Collected data
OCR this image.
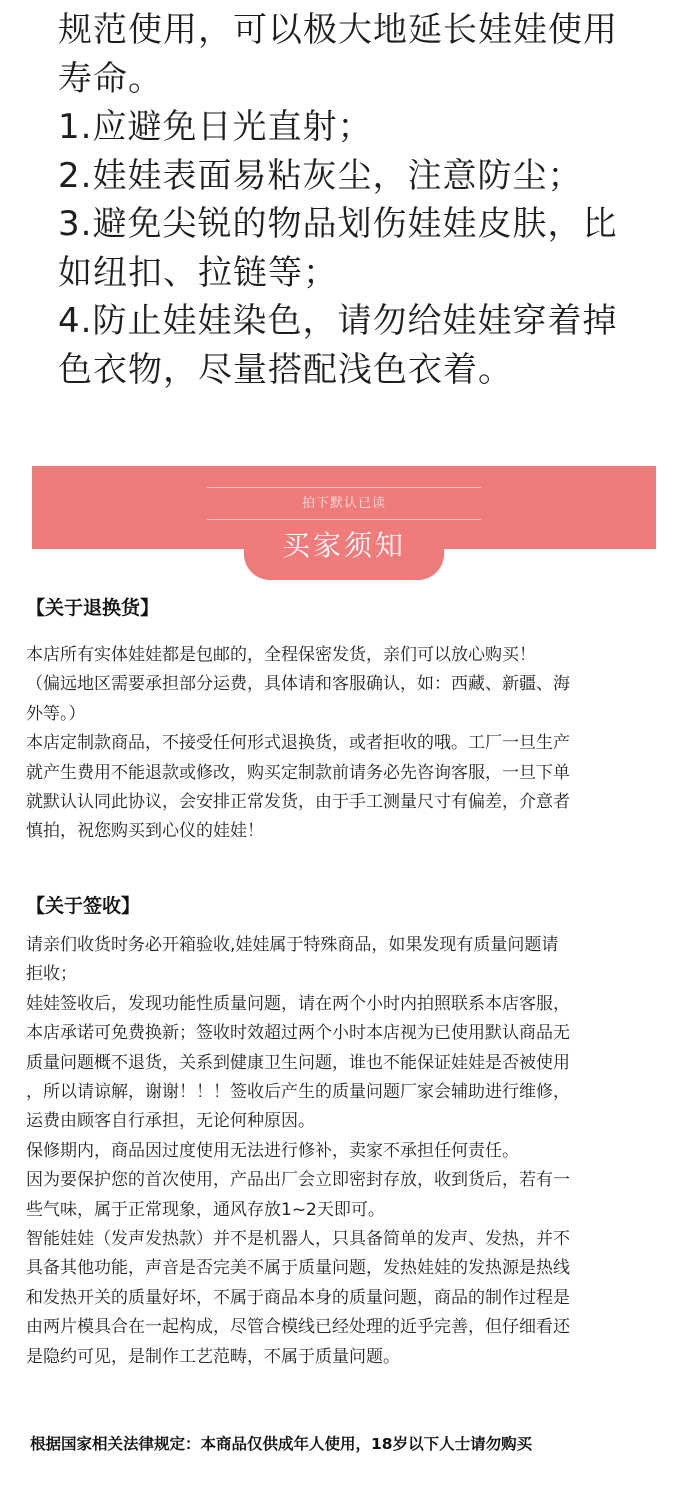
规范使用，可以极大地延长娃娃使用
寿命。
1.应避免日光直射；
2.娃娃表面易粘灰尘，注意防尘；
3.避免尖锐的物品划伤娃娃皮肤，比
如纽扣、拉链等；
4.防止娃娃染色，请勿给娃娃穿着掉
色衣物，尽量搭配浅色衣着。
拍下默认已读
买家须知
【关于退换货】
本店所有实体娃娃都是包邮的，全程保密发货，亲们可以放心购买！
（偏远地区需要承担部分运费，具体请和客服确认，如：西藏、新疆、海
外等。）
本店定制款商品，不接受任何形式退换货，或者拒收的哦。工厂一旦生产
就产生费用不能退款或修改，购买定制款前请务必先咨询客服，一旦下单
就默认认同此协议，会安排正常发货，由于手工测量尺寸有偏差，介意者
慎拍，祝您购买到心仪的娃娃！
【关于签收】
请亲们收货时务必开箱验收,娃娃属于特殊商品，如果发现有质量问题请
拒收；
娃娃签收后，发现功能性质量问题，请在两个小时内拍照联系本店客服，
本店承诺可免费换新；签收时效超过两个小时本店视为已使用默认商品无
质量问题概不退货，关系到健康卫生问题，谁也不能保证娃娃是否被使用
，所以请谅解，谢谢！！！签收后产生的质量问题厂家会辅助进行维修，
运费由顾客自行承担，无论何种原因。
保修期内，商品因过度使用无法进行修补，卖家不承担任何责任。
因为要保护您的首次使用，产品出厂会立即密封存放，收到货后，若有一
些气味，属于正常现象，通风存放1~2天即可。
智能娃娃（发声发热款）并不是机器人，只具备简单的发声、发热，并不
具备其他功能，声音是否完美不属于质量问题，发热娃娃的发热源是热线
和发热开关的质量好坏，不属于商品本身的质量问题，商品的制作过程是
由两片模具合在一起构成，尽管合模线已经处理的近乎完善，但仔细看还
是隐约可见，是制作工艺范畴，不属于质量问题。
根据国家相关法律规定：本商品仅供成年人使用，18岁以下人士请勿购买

* GOAL *
Print each entry shown above with exact wording and no pictures.

* RESULT OF THE TASK *
OCR this image.
规范使用，可以极大地延长娃娃使用
寿命。
1.应避免日光直射；
2.娃娃表面易粘灰尘，注意防尘；
3.避免尖锐的物品划伤娃娃皮肤，比
如纽扣、拉链等；
4.防止娃娃染色，请勿给娃娃穿着掉
色衣物，尽量搭配浅色衣着。
拍下默认已读
买家须知
【关于退换货】
本店所有实体娃娃都是包邮的，全程保密发货，亲们可以放心购买！
（偏远地区需要承担部分运费，具体请和客服确认，如：西藏、新疆、海
外等。）
本店定制款商品，不接受任何形式退换货，或者拒收的哦。工厂一旦生产
就产生费用不能退款或修改，购买定制款前请务必先咨询客服，一旦下单
就默认认同此协议，会安排正常发货，由于手工测量尺寸有偏差，介意者
慎拍，祝您购买到心仪的娃娃！
【关于签收】
请亲们收货时务必开箱验收,娃娃属于特殊商品，如果发现有质量问题请
拒收；
娃娃签收后，发现功能性质量问题，请在两个小时内拍照联系本店客服，
本店承诺可免费换新；签收时效超过两个小时本店视为已使用默认商品无
质量问题概不退货，关系到健康卫生问题，谁也不能保证娃娃是否被使用
，所以请谅解，谢谢！！！签收后产生的质量问题厂家会辅助进行维修，
运费由顾客自行承担，无论何种原因。
保修期内，商品因过度使用无法进行修补，卖家不承担任何责任。
因为要保护您的首次使用，产品出厂会立即密封存放，收到货后，若有一
些气味，属于正常现象，通风存放1~2天即可。
智能娃娃（发声发热款）并不是机器人，只具备简单的发声、发热，并不
具备其他功能，声音是否完美不属于质量问题，发热娃娃的发热源是热线
和发热开关的质量好坏，不属于商品本身的质量问题，商品的制作过程是
由两片模具合在一起构成，尽管合模线已经处理的近乎完善，但仔细看还
是隐约可见，是制作工艺范畴，不属于质量问题。
根据国家相关法律规定：本商品仅供成年人使用，18岁以下人士请勿购买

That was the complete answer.